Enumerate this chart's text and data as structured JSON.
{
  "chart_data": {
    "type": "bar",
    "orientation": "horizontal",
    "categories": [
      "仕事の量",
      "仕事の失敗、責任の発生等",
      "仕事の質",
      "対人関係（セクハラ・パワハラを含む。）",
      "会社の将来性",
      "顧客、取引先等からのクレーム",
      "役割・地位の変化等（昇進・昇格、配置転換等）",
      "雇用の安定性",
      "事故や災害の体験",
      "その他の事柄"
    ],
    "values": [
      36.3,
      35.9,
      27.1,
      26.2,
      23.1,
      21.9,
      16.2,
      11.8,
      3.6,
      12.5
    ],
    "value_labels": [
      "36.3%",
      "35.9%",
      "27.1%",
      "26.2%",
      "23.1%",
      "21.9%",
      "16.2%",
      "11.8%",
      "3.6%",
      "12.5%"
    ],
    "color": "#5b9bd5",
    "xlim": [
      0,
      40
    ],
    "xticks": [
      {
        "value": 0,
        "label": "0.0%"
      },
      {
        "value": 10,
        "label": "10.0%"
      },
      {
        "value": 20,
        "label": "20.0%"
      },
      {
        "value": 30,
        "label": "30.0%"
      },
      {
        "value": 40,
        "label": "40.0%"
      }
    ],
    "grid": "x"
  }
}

....................

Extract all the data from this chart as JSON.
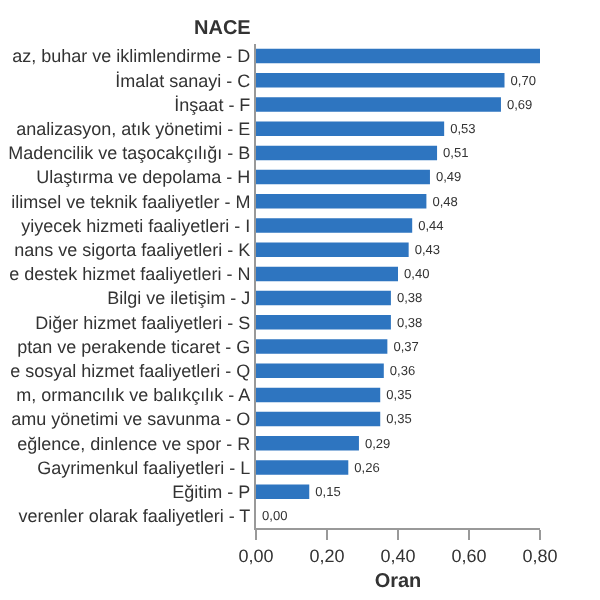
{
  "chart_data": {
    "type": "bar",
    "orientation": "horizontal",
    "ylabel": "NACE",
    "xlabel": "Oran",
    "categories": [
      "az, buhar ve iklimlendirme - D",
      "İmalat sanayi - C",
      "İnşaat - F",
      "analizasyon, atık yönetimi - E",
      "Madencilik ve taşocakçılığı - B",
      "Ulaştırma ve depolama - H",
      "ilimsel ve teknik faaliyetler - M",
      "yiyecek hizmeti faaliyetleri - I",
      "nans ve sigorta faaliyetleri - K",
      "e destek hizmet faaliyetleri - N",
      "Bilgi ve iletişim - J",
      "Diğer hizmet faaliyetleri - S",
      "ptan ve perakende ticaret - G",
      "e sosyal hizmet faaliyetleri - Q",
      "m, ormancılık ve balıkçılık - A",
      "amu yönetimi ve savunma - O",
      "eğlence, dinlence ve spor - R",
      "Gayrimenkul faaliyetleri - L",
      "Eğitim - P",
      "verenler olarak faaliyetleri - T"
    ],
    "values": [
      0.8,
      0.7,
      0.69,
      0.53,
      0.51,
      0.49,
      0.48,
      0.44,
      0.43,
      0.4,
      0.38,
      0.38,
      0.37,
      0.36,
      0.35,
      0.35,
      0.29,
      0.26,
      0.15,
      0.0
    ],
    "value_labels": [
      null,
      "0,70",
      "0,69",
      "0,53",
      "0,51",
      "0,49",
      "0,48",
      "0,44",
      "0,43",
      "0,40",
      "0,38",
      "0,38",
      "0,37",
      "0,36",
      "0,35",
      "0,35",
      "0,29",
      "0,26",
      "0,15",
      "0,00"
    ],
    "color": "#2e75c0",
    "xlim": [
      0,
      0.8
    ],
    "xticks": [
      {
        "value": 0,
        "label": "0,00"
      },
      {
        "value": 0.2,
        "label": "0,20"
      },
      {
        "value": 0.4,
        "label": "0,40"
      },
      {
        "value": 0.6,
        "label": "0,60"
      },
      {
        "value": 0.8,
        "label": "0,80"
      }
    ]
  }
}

....................

Using the records above, gather all lines where the string "faaliyetleri" is present.

      "yiyecek hizmeti faaliyetleri - I",
      "nans ve sigorta faaliyetleri - K",
      "e destek hizmet faaliyetleri - N",
      "Diğer hizmet faaliyetleri - S",
      "e sosyal hizmet faaliyetleri - Q",
      "Gayrimenkul faaliyetleri - L",
      "verenler olarak faaliyetleri - T"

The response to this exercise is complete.